Excerpts from a figure dataset:
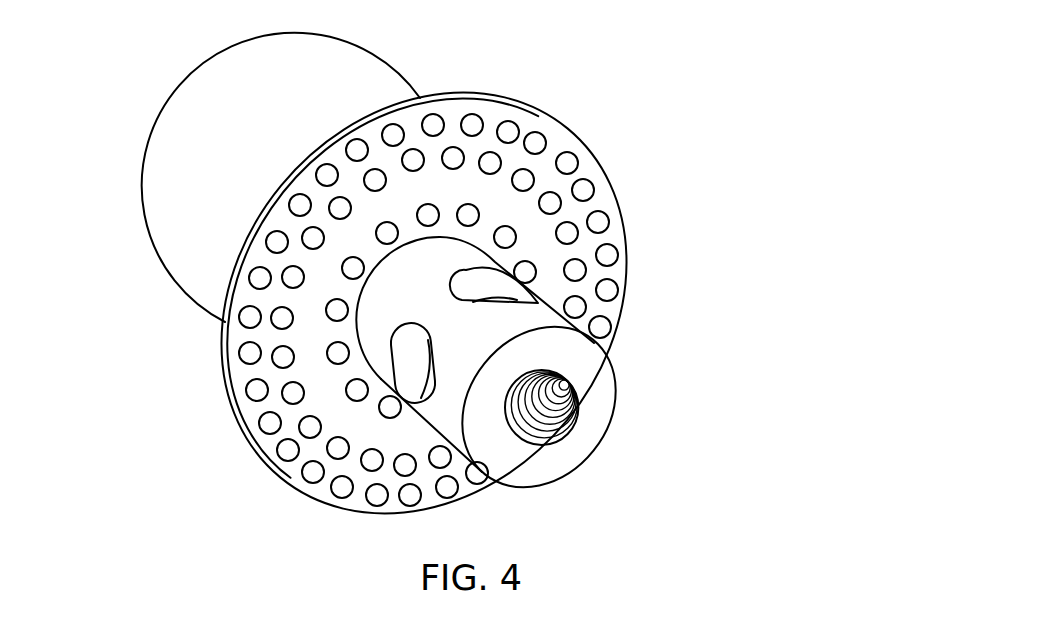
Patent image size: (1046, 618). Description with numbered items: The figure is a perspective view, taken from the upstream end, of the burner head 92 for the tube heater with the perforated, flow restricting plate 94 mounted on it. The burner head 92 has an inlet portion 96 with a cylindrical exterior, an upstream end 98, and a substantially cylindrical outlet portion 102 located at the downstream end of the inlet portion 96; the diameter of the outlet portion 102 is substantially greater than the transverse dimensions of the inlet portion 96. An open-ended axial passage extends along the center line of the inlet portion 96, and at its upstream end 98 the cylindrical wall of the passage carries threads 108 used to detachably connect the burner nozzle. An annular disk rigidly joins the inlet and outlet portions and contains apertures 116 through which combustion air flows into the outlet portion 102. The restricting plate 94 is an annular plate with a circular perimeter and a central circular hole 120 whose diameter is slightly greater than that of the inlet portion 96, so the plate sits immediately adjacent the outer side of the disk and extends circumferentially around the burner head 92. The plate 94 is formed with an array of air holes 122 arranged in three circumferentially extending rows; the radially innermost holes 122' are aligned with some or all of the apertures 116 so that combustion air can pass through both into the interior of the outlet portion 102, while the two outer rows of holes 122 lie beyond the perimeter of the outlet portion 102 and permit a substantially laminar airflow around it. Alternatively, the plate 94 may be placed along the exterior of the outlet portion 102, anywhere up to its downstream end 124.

The burner head 92 is at (632, 157).
The perforated flow restricting plate 94 is at (295, 483).
The inlet portion 96 is at (597, 436).
The upstream end 98 is at (563, 474).
The outlet portion 102 is at (370, 92).
The threads 108 is at (522, 414).
The apertures 116 is at (467, 213).
The central circular hole 120 is at (372, 286).
The air holes 122 is at (672, 206).
The radially innermost holes 122' is at (248, 387).
The downstream end of the outlet portion 124 is at (180, 255).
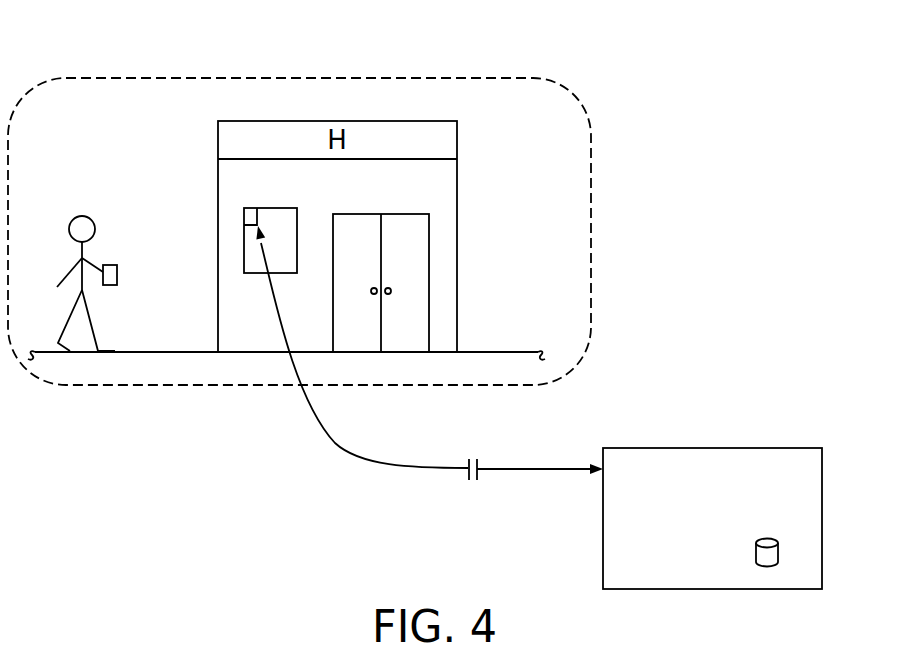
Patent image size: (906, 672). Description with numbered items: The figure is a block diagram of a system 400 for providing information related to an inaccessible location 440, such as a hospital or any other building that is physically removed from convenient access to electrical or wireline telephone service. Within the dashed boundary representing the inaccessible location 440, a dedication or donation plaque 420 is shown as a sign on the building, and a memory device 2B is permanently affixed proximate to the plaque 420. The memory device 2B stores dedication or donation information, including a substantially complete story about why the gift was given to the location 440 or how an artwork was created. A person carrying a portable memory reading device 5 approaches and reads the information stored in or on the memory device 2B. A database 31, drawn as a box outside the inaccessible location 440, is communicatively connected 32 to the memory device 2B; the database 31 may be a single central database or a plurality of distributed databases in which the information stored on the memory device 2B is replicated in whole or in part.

The system 400 is at (229, 45).
The inaccessible location 440 is at (215, 400).
The dedication or donation plaque 420 is at (302, 195).
The memory device 2B is at (240, 196).
The portable memory reading device 5 is at (110, 250).
The communicative connection 32 is at (506, 457).
The database 31 is at (787, 436).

== Task to complete ==
Pick out every line in the items above that contains the string "downstream", treating uppercase and lowercase as different.

== Correct answer ==
Patent image size: (1046, 618). Description with numbered items: The figure is a perspective view, taken from the upstream end, of the burner head 92 for the tube heater with the perforated, flow restricting plate 94 mounted on it. The burner head 92 has an inlet portion 96 with a cylindrical exterior, an upstream end 98, and a substantially cylindrical outlet portion 102 located at the downstream end of the inlet portion 96; the diameter of the outlet portion 102 is substantially greater than the transverse dimensions of the inlet portion 96. An open-ended axial passage extends along the center line of the inlet portion 96, and at its upstream end 98 the cylindrical wall of the passage carries threads 108 used to detachably connect the burner nozzle. An annular disk rigidly joins the inlet and outlet portions and contains apertures 116 through which combustion air flows into the outlet portion 102. The restricting plate 94 is an annular plate with a circular perimeter and a central circular hole 120 whose diameter is slightly greater than that of the inlet portion 96, so the plate sits immediately adjacent the outer side of the disk and extends circumferentially around the burner head 92. The plate 94 is formed with an array of air holes 122 arranged in three circumferentially extending rows; the radially innermost holes 122' are aligned with some or all of the apertures 116 so that combustion air can pass through both into the interior of the outlet portion 102, while the two outer rows of holes 122 lie beyond the perimeter of the outlet portion 102 and permit a substantially laminar airflow around it. Alternatively, the plate 94 may be placed along the exterior of the outlet portion 102, anywhere up to its downstream end 124.
The downstream end of the outlet portion 124 is at (180, 255).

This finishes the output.